| Dataset content |

※

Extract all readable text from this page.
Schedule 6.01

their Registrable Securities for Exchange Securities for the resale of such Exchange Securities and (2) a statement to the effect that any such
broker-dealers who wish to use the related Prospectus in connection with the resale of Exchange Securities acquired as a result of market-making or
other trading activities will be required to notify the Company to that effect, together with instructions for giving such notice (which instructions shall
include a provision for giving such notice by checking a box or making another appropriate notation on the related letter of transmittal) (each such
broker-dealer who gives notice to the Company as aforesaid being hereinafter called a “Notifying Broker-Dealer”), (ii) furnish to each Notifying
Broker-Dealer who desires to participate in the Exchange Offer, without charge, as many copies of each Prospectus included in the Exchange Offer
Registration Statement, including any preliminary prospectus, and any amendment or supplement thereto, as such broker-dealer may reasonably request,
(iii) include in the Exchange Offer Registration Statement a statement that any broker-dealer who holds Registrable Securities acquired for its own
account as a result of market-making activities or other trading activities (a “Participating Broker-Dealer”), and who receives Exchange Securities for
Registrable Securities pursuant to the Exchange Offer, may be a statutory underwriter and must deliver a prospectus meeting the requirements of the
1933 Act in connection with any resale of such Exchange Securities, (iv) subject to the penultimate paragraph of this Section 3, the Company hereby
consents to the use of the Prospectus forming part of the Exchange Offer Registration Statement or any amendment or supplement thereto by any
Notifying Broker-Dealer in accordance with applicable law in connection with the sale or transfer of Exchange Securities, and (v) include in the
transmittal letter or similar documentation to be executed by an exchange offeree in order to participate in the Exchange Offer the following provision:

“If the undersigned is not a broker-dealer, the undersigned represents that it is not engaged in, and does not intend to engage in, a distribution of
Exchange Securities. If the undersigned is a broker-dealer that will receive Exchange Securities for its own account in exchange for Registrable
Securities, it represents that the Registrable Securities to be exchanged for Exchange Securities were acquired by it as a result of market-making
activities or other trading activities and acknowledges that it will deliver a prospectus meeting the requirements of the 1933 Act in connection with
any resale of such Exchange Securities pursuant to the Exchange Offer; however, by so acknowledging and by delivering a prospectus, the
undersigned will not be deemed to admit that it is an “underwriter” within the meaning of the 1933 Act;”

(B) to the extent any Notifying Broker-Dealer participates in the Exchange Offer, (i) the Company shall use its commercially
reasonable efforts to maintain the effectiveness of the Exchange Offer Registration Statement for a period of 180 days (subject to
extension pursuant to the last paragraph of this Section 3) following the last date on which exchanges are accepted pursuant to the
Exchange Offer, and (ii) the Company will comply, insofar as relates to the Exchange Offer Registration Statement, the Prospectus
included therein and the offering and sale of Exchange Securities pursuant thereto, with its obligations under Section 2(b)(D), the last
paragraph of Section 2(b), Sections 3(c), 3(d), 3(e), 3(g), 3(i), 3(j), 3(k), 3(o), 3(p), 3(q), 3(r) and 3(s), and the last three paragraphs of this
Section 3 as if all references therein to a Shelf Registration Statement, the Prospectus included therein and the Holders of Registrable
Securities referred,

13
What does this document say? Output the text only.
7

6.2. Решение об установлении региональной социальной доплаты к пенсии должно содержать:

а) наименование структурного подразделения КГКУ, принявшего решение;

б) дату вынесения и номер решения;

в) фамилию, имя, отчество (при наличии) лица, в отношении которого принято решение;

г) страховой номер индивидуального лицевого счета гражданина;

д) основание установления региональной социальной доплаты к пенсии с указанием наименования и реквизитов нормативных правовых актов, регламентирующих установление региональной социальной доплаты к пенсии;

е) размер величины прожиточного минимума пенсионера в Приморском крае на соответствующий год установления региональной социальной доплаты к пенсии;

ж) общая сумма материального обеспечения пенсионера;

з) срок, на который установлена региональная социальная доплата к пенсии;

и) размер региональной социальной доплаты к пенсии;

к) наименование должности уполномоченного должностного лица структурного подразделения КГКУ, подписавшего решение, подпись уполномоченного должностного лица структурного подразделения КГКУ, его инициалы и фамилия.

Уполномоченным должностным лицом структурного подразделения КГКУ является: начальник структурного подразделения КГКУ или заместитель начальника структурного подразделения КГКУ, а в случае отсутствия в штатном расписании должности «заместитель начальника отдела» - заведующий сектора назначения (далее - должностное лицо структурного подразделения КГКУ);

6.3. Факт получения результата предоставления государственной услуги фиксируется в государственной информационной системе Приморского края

※

| What the task requires |
Check every line for "доплаты" and show the ones that have it.

| The reply |
6.2. Решение об установлении региональной социальной доплаты к пенсии должно содержать:
д) основание установления региональной социальной доплаты к пенсии с указанием наименования и реквизитов нормативных правовых актов, регламентирующих установление региональной социальной доплаты к пенсии;
е) размер величины прожиточного минимума пенсионера в Приморском крае на соответствующий год установления региональной социальной доплаты к пенсии;
и) размер региональной социальной доплаты к пенсии;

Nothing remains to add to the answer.